What needs to be done ▸ Begin at the first line of the material and stop after the line containing "cell-rate-constant: 0.175 <box>468". Copy those lines, swapping "image" for "screenshot" and leaving everything else unchanged.

Exercise input ▸
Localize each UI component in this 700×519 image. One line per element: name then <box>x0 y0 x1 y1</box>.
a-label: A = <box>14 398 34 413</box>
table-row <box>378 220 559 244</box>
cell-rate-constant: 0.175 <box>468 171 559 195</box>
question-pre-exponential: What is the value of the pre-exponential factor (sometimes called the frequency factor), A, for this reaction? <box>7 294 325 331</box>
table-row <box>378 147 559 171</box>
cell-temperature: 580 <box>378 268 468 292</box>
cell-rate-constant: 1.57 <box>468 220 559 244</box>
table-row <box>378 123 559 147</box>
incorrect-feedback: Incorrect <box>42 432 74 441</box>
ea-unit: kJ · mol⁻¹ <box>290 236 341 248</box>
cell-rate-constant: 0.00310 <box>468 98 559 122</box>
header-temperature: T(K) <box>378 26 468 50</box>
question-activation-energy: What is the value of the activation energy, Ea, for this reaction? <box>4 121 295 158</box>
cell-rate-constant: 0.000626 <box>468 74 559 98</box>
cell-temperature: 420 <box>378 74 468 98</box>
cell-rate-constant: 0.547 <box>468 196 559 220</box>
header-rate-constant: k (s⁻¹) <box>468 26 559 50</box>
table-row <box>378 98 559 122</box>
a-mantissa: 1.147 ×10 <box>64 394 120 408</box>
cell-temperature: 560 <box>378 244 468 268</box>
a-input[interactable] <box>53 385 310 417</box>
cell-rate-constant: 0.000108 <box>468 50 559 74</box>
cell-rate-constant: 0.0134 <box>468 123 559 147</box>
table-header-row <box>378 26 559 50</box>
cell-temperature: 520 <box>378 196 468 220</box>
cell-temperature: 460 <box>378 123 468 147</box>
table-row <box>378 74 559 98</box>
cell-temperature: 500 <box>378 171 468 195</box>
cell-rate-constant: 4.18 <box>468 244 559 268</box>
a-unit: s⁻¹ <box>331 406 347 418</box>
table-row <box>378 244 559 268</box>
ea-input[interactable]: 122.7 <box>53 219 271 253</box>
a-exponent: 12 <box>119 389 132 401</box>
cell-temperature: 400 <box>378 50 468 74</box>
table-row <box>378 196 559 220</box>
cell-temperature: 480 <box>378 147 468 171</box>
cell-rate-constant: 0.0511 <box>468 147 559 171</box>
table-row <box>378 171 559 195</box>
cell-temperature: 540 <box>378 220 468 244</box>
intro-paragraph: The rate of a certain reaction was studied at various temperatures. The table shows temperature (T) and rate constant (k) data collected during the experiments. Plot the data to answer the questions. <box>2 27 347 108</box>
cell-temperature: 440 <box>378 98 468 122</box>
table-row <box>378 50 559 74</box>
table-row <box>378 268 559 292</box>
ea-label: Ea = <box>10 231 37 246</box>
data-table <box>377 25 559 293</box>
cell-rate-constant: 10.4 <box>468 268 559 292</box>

Task answer ▸
Localize each UI component in this 700×519 screenshot. One line per element: name then <box>x0 y0 x1 y1</box>.
a-label: A = <box>14 398 34 413</box>
table-row <box>378 220 559 244</box>
cell-rate-constant: 0.175 <box>468 171 559 195</box>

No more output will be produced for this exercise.